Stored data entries
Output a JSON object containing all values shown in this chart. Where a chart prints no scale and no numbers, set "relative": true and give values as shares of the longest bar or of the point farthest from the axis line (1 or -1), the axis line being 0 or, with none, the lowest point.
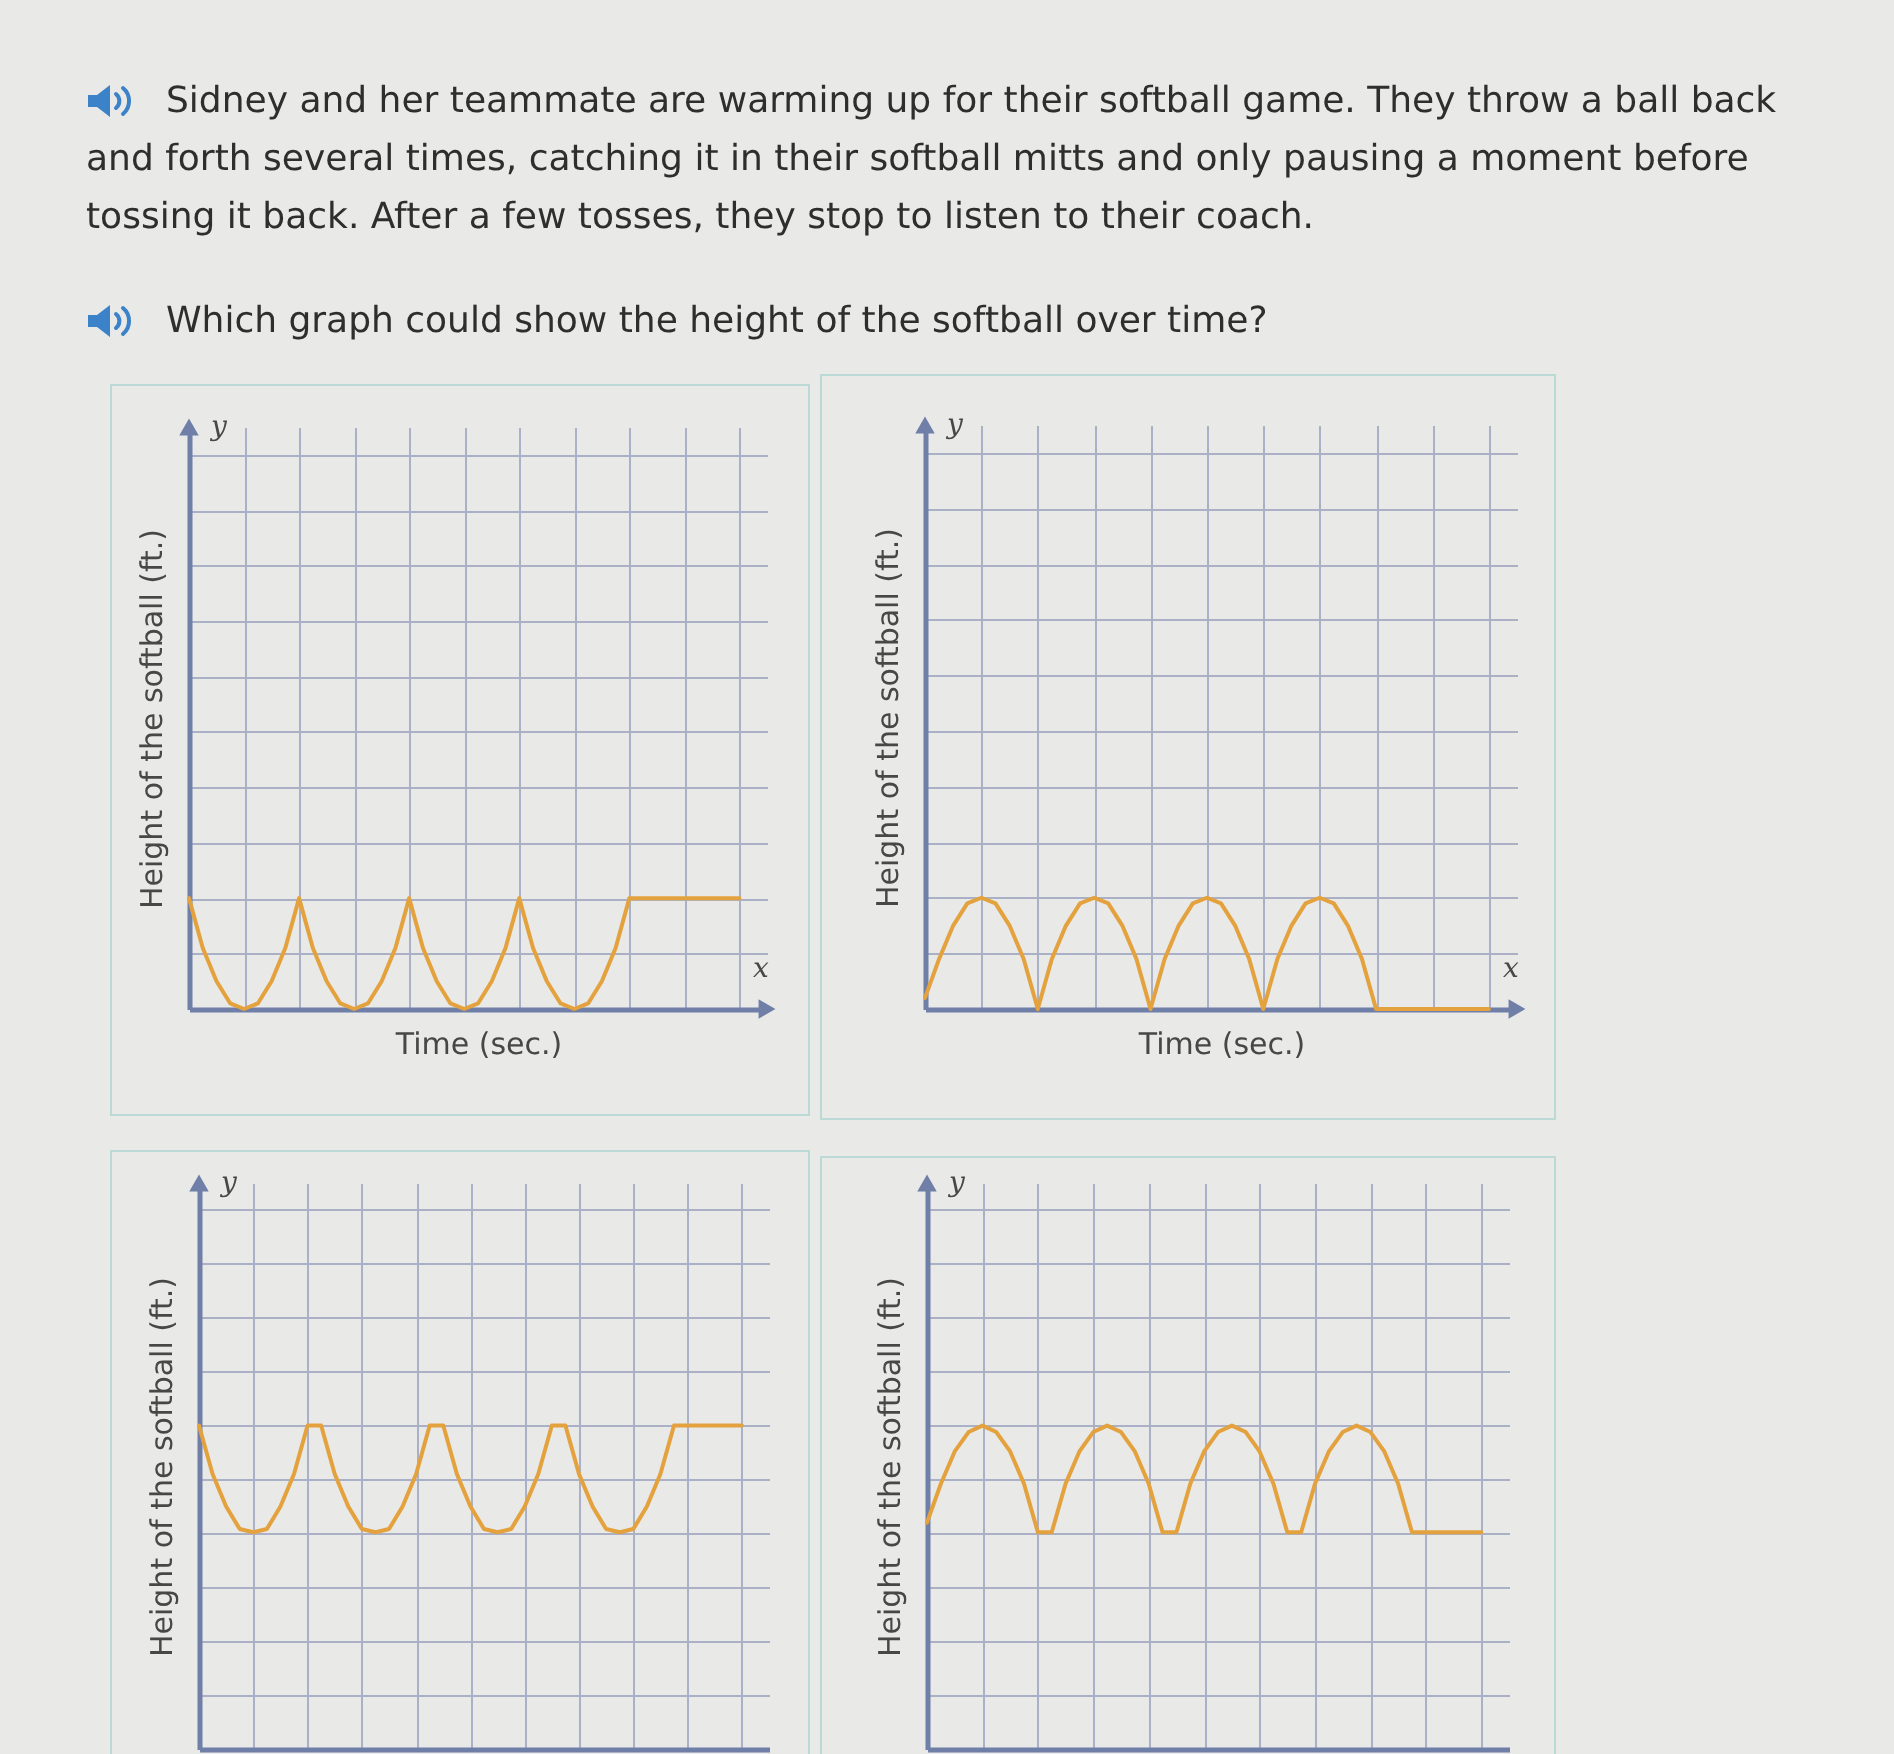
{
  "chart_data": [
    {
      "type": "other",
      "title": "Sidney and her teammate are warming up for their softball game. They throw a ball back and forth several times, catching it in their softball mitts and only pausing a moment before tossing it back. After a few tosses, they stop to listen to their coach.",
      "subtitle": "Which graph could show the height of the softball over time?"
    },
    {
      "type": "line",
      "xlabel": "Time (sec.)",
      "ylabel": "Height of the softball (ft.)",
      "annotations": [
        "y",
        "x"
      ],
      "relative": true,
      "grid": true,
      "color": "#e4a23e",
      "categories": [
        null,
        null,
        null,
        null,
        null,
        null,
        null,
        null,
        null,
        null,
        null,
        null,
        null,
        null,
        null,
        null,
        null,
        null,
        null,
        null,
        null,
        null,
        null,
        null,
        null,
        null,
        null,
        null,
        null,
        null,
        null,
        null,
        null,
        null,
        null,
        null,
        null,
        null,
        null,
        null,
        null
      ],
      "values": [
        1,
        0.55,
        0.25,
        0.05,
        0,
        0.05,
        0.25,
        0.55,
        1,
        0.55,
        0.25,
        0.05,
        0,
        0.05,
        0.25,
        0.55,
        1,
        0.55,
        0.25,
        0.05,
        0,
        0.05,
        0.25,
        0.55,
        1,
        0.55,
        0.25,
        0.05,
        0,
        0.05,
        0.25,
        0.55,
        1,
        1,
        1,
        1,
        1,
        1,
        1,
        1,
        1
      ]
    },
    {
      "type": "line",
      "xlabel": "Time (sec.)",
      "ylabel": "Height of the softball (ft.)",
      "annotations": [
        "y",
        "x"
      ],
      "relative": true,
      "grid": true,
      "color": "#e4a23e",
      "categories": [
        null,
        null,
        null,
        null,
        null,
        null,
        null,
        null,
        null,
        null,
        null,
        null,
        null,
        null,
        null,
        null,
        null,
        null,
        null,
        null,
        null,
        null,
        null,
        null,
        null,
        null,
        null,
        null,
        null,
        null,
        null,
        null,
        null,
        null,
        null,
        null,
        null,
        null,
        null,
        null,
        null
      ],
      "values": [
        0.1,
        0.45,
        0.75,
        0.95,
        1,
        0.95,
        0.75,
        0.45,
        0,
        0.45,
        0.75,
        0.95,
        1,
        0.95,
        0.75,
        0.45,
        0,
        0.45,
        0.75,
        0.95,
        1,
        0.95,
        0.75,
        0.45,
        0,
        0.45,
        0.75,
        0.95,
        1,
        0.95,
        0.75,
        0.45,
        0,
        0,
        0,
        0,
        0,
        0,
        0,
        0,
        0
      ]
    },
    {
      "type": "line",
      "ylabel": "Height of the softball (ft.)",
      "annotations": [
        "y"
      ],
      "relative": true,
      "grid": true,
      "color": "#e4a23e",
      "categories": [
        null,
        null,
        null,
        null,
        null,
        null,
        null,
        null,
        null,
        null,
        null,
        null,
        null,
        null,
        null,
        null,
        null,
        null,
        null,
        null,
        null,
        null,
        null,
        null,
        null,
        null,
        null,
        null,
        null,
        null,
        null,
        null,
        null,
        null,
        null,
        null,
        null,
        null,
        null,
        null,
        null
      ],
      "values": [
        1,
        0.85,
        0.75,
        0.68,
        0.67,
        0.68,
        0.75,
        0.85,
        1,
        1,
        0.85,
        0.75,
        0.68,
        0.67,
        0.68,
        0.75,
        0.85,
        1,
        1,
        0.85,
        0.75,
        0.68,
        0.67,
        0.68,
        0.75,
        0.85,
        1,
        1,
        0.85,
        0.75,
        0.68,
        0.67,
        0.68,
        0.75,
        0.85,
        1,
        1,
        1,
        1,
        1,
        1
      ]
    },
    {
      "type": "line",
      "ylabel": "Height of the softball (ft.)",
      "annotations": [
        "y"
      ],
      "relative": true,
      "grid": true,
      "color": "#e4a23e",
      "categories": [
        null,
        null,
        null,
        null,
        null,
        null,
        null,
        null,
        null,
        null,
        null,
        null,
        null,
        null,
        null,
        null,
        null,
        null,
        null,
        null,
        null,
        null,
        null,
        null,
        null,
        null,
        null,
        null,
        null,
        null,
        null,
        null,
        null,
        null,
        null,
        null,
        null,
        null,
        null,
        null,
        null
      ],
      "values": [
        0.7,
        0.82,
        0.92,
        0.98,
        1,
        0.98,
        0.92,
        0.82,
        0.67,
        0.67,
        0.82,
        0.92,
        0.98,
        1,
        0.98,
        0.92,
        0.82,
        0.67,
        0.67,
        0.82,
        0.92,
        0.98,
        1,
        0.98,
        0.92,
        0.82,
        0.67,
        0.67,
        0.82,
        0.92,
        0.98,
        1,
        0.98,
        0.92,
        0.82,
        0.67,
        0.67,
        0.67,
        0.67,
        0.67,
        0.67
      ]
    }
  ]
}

Exercise
Copy the material above in full and exactly, skipping pictures.

Answer
Output a JSON object containing all values shown in this chart. Where a chart prints no scale and no numbers, set "relative": true and give values as shares of the longest bar or of the point farthest from the axis line (1 or -1), the axis line being 0 or, with none, the lowest point.
{
  "chart_data": [
    {
      "type": "other",
      "title": "Sidney and her teammate are warming up for their softball game. They throw a ball back and forth several times, catching it in their softball mitts and only pausing a moment before tossing it back. After a few tosses, they stop to listen to their coach.",
      "subtitle": "Which graph could show the height of the softball over time?"
    },
    {
      "type": "line",
      "xlabel": "Time (sec.)",
      "ylabel": "Height of the softball (ft.)",
      "annotations": [
        "y",
        "x"
      ],
      "relative": true,
      "grid": true,
      "color": "#e4a23e",
      "categories": [
        null,
        null,
        null,
        null,
        null,
        null,
        null,
        null,
        null,
        null,
        null,
        null,
        null,
        null,
        null,
        null,
        null,
        null,
        null,
        null,
        null,
        null,
        null,
        null,
        null,
        null,
        null,
        null,
        null,
        null,
        null,
        null,
        null,
        null,
        null,
        null,
        null,
        null,
        null,
        null,
        null
      ],
      "values": [
        1,
        0.55,
        0.25,
        0.05,
        0,
        0.05,
        0.25,
        0.55,
        1,
        0.55,
        0.25,
        0.05,
        0,
        0.05,
        0.25,
        0.55,
        1,
        0.55,
        0.25,
        0.05,
        0,
        0.05,
        0.25,
        0.55,
        1,
        0.55,
        0.25,
        0.05,
        0,
        0.05,
        0.25,
        0.55,
        1,
        1,
        1,
        1,
        1,
        1,
        1,
        1,
        1
      ]
    },
    {
      "type": "line",
      "xlabel": "Time (sec.)",
      "ylabel": "Height of the softball (ft.)",
      "annotations": [
        "y",
        "x"
      ],
      "relative": true,
      "grid": true,
      "color": "#e4a23e",
      "categories": [
        null,
        null,
        null,
        null,
        null,
        null,
        null,
        null,
        null,
        null,
        null,
        null,
        null,
        null,
        null,
        null,
        null,
        null,
        null,
        null,
        null,
        null,
        null,
        null,
        null,
        null,
        null,
        null,
        null,
        null,
        null,
        null,
        null,
        null,
        null,
        null,
        null,
        null,
        null,
        null,
        null
      ],
      "values": [
        0.1,
        0.45,
        0.75,
        0.95,
        1,
        0.95,
        0.75,
        0.45,
        0,
        0.45,
        0.75,
        0.95,
        1,
        0.95,
        0.75,
        0.45,
        0,
        0.45,
        0.75,
        0.95,
        1,
        0.95,
        0.75,
        0.45,
        0,
        0.45,
        0.75,
        0.95,
        1,
        0.95,
        0.75,
        0.45,
        0,
        0,
        0,
        0,
        0,
        0,
        0,
        0,
        0
      ]
    },
    {
      "type": "line",
      "ylabel": "Height of the softball (ft.)",
      "annotations": [
        "y"
      ],
      "relative": true,
      "grid": true,
      "color": "#e4a23e",
      "categories": [
        null,
        null,
        null,
        null,
        null,
        null,
        null,
        null,
        null,
        null,
        null,
        null,
        null,
        null,
        null,
        null,
        null,
        null,
        null,
        null,
        null,
        null,
        null,
        null,
        null,
        null,
        null,
        null,
        null,
        null,
        null,
        null,
        null,
        null,
        null,
        null,
        null,
        null,
        null,
        null,
        null
      ],
      "values": [
        1,
        0.85,
        0.75,
        0.68,
        0.67,
        0.68,
        0.75,
        0.85,
        1,
        1,
        0.85,
        0.75,
        0.68,
        0.67,
        0.68,
        0.75,
        0.85,
        1,
        1,
        0.85,
        0.75,
        0.68,
        0.67,
        0.68,
        0.75,
        0.85,
        1,
        1,
        0.85,
        0.75,
        0.68,
        0.67,
        0.68,
        0.75,
        0.85,
        1,
        1,
        1,
        1,
        1,
        1
      ]
    },
    {
      "type": "line",
      "ylabel": "Height of the softball (ft.)",
      "annotations": [
        "y"
      ],
      "relative": true,
      "grid": true,
      "color": "#e4a23e",
      "categories": [
        null,
        null,
        null,
        null,
        null,
        null,
        null,
        null,
        null,
        null,
        null,
        null,
        null,
        null,
        null,
        null,
        null,
        null,
        null,
        null,
        null,
        null,
        null,
        null,
        null,
        null,
        null,
        null,
        null,
        null,
        null,
        null,
        null,
        null,
        null,
        null,
        null,
        null,
        null,
        null,
        null
      ],
      "values": [
        0.7,
        0.82,
        0.92,
        0.98,
        1,
        0.98,
        0.92,
        0.82,
        0.67,
        0.67,
        0.82,
        0.92,
        0.98,
        1,
        0.98,
        0.92,
        0.82,
        0.67,
        0.67,
        0.82,
        0.92,
        0.98,
        1,
        0.98,
        0.92,
        0.82,
        0.67,
        0.67,
        0.82,
        0.92,
        0.98,
        1,
        0.98,
        0.92,
        0.82,
        0.67,
        0.67,
        0.67,
        0.67,
        0.67,
        0.67
      ]
    }
  ]
}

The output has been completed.